What to produce – Your task is to output the listing word for word, with pictures excluded.

Data provided –
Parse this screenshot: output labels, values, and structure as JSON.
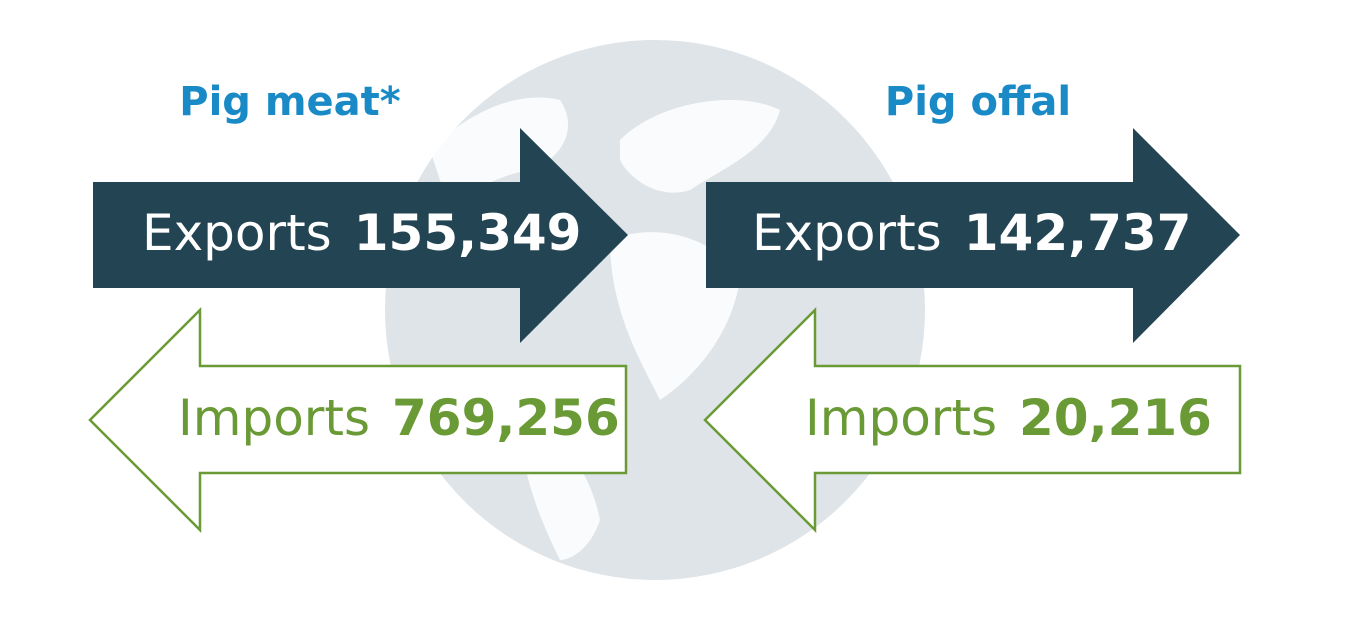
{
  "panels": [
    {
      "title": "Pig meat*",
      "exports": {
        "label": "Exports",
        "value": "155,349"
      },
      "imports": {
        "label": "Imports",
        "value": "769,256"
      }
    },
    {
      "title": "Pig offal",
      "exports": {
        "label": "Exports",
        "value": "142,737"
      },
      "imports": {
        "label": "Imports",
        "value": "20,216"
      }
    }
  ]
}
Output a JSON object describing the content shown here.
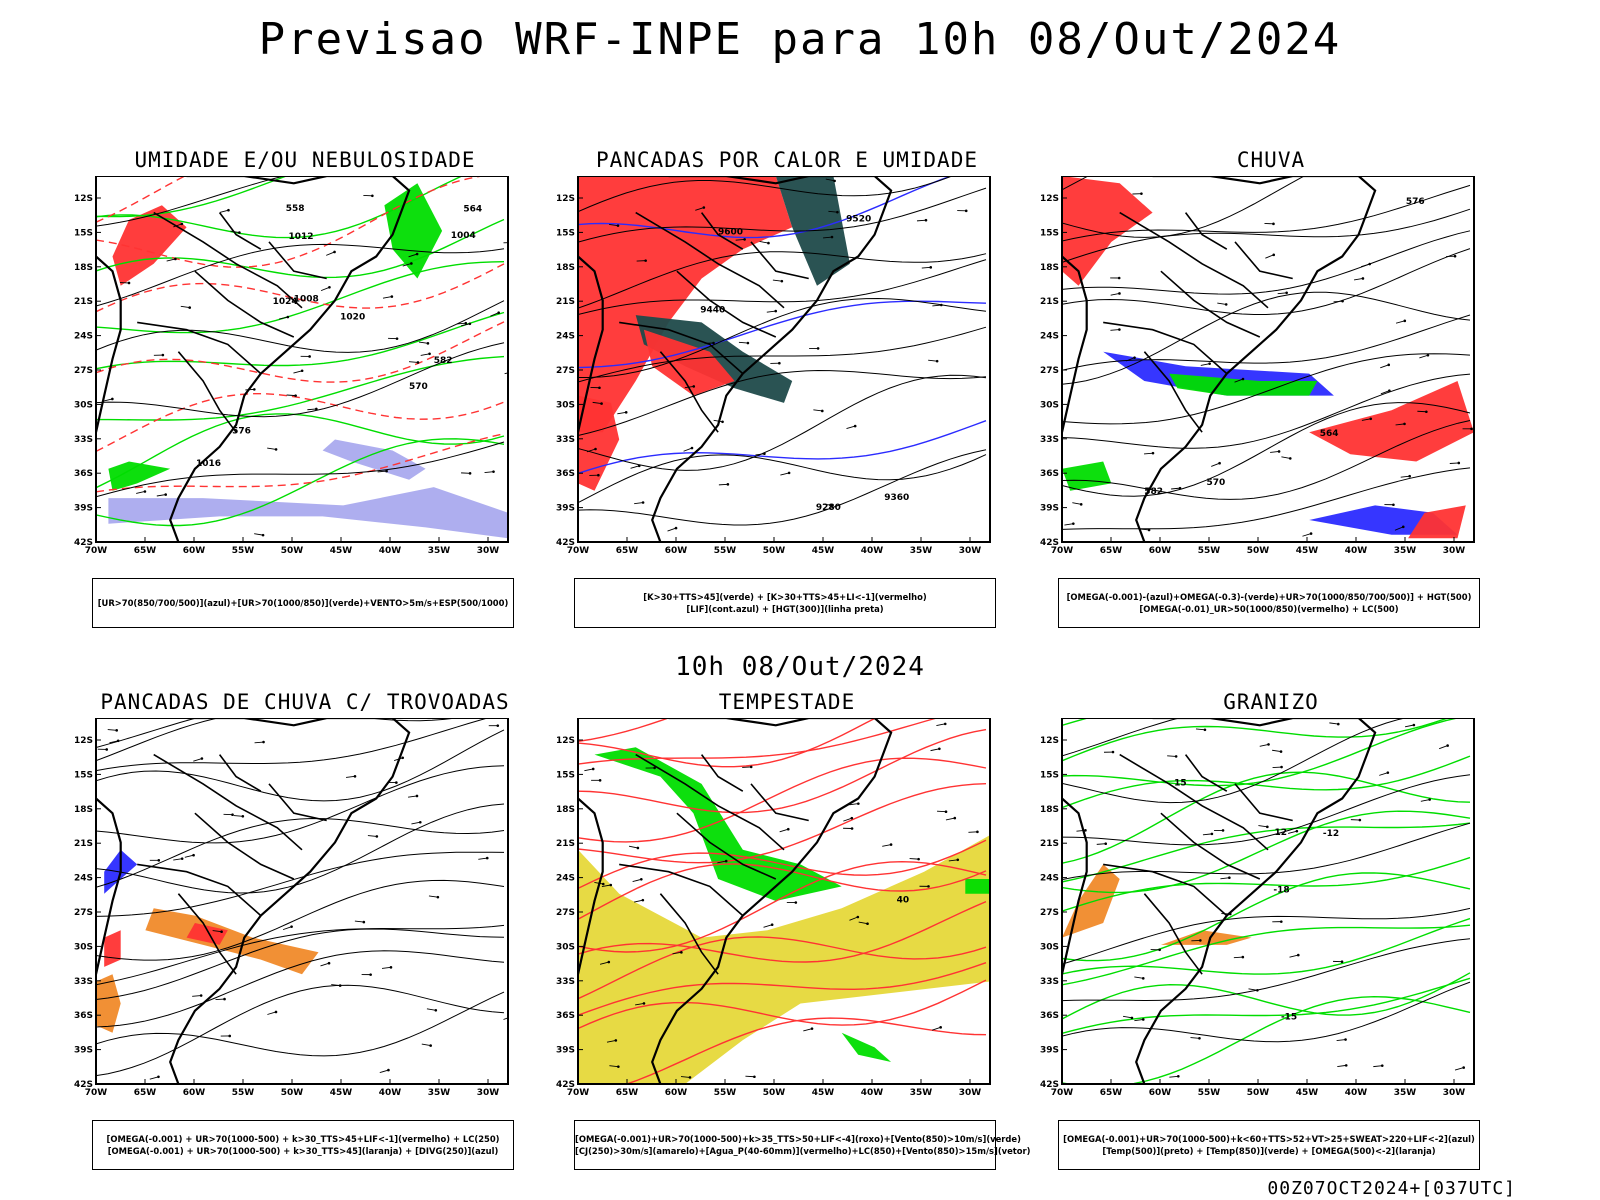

Response to the exercise –
Parse this screenshot: output labels, values, and structure as JSON.
{
  "panels": [
    {
      "title": "Pig meat*",
      "exports": {
        "label": "Exports",
        "value": "155,349"
      },
      "imports": {
        "label": "Imports",
        "value": "769,256"
      }
    },
    {
      "title": "Pig offal",
      "exports": {
        "label": "Exports",
        "value": "142,737"
      },
      "imports": {
        "label": "Imports",
        "value": "20,216"
      }
    }
  ]
}
Output a JSON object describing the content shown here.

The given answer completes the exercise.